- _PROVIDED PASSAGE_

Oh please. So you'd rather be a 19th-century slave?
 
im optimistic about my pestimistic view of our world's future. very.
 
Things will be better after the dieoff. We'll learn from our mistakes. Life will be harder for future generations (with the legacy of massive pollution, global warming, etc.) but people will be smarter and our leaders will be less corrupt (by the end of this century people will see the folly of putting short-term thinking spin-doctors in charge of their lives.
 
Things will be better after the dieoff. We'll learn from our mistakes. Life will be harder for future generations (with the legacy of massive pollution, global warming, etc.) but people will be smarter and our leaders will be less corrupt (by the end of this century people will see the folly of putting short-term thinking spin-doctors in charge of their lives.

What's the dieoff?
 
Another factor in the potential collapse. Wiki on Colony Collapse Disorder. Pesticides and GM crops (which have allowed us even further to overshoot, inevitably causing even further suffering eventually, mostly in the 3rd world) may be part of the culprit.
 
I am a pessimist about the world's future (I am a pessimist about everything) but I still think the near future will be much better than most people say.
 
sucks to be you. :p

How do you figure? I'm not trying to imply that I'm not happy, I'm just saying that a preagricultural lifestyle appeals to me. I made the "Before agriculture" comment because I really believe that people were happier in general, and life was better, before we imprisoned ourselves in the crop-fields.
 
Is there any chance it will turn around and get better through human 'will' or will we have to screw it up entirely and start over, if there's a second chance, or won't there be anyone left by then?

Things may turn out well, but they'll get worse before they get better.

- _LISTING_
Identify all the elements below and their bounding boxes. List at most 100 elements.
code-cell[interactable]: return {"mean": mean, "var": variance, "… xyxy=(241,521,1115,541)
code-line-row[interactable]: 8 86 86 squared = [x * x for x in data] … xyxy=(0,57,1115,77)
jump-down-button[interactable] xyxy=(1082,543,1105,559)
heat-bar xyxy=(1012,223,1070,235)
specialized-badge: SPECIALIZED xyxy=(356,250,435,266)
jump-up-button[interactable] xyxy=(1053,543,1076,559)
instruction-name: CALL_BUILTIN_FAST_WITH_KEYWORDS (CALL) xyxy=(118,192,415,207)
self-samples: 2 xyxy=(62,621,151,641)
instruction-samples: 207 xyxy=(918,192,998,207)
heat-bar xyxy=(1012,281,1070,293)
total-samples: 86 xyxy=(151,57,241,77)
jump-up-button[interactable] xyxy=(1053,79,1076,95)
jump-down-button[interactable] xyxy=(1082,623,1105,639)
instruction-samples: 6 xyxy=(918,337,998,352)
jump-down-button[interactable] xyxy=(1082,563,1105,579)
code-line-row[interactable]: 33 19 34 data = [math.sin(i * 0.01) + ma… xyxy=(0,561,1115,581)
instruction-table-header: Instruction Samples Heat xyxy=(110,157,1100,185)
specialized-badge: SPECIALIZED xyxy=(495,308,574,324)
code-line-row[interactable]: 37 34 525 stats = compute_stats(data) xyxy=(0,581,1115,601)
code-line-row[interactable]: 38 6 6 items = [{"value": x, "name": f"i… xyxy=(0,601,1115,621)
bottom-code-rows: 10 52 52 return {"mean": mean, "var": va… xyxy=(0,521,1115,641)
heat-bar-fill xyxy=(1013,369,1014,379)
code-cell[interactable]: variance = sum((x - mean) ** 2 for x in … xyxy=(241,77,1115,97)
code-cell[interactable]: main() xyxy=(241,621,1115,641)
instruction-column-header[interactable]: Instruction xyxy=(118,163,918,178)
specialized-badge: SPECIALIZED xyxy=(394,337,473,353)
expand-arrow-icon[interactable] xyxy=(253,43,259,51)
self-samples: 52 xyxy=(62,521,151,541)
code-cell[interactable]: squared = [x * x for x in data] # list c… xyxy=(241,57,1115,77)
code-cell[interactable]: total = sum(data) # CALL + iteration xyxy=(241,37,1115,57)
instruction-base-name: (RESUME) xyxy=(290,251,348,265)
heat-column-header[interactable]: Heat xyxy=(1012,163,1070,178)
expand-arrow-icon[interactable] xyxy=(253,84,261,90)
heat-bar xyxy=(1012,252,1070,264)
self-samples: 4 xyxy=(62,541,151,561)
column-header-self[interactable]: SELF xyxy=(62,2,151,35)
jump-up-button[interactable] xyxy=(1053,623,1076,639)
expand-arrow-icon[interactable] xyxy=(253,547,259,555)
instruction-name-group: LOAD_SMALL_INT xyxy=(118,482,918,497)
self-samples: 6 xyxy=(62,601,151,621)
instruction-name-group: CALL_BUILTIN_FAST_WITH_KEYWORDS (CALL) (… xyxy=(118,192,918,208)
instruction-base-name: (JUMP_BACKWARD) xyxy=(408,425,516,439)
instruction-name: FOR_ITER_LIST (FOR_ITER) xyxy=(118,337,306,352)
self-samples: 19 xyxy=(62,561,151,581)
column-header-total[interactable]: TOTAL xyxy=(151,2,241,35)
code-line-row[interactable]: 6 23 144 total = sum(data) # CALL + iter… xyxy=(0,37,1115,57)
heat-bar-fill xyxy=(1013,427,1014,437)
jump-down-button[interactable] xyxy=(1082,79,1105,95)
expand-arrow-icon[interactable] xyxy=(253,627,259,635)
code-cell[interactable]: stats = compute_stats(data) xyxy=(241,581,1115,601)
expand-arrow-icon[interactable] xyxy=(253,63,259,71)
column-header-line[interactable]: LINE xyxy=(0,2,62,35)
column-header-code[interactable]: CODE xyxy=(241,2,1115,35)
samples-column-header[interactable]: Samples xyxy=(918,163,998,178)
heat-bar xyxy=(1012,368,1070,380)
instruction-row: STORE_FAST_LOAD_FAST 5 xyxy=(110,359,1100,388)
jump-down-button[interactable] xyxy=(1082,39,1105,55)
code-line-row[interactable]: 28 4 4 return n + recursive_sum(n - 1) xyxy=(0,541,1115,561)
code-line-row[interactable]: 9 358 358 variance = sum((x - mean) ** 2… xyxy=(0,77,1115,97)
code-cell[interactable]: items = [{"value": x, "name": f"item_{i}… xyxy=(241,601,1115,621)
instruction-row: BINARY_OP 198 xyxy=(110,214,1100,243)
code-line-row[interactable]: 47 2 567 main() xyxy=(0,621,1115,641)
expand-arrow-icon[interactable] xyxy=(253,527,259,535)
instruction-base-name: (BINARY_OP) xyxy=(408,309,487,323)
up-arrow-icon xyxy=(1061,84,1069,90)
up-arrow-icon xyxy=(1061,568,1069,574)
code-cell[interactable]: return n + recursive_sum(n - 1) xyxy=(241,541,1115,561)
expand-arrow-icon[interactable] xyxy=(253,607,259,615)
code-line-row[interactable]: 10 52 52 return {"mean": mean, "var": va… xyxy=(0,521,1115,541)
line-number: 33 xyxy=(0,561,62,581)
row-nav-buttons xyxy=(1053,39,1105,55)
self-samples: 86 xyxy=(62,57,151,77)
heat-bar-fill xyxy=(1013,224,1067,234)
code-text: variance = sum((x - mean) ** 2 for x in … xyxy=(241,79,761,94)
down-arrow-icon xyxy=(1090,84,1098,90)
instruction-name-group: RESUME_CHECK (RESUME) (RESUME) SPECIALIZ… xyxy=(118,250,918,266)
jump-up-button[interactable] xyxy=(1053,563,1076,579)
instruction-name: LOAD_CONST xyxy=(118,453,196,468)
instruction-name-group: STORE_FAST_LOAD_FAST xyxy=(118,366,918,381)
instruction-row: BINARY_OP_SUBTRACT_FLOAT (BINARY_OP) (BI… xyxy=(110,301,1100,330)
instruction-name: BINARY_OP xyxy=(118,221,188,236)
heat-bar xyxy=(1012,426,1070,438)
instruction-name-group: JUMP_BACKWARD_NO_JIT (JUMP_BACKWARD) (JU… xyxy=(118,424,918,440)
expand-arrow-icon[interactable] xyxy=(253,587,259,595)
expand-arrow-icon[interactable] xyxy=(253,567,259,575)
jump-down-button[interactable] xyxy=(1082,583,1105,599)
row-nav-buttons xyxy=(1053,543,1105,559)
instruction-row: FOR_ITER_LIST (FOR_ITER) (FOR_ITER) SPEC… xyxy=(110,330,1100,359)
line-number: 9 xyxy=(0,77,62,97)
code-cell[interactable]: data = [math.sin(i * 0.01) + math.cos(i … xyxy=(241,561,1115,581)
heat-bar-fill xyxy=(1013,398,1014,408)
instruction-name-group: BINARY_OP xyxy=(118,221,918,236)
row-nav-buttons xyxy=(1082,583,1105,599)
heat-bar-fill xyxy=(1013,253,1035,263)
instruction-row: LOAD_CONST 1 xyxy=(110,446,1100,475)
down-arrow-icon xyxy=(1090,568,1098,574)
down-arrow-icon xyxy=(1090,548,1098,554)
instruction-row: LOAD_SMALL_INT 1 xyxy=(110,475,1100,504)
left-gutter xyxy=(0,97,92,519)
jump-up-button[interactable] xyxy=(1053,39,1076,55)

- _GIVEN REQUEST_
Reproduce the stretch of the discussion about the world's future from "I am a pessimist about the" through "in the crop-fields.", keeping every word and mark unchanged.

- _THE OUTPUT_
I am a pessimist about the world's future (I am a pessimist about everything) but I still think the near future will be much better than most people say.
 
sucks to be you. :p

How do you figure? I'm not trying to imply that I'm not happy, I'm just saying that a preagricultural lifestyle appeals to me. I made the "Before agriculture" comment because I really believe that people were happier in general, and life was better, before we imprisoned ourselves in the crop-fields.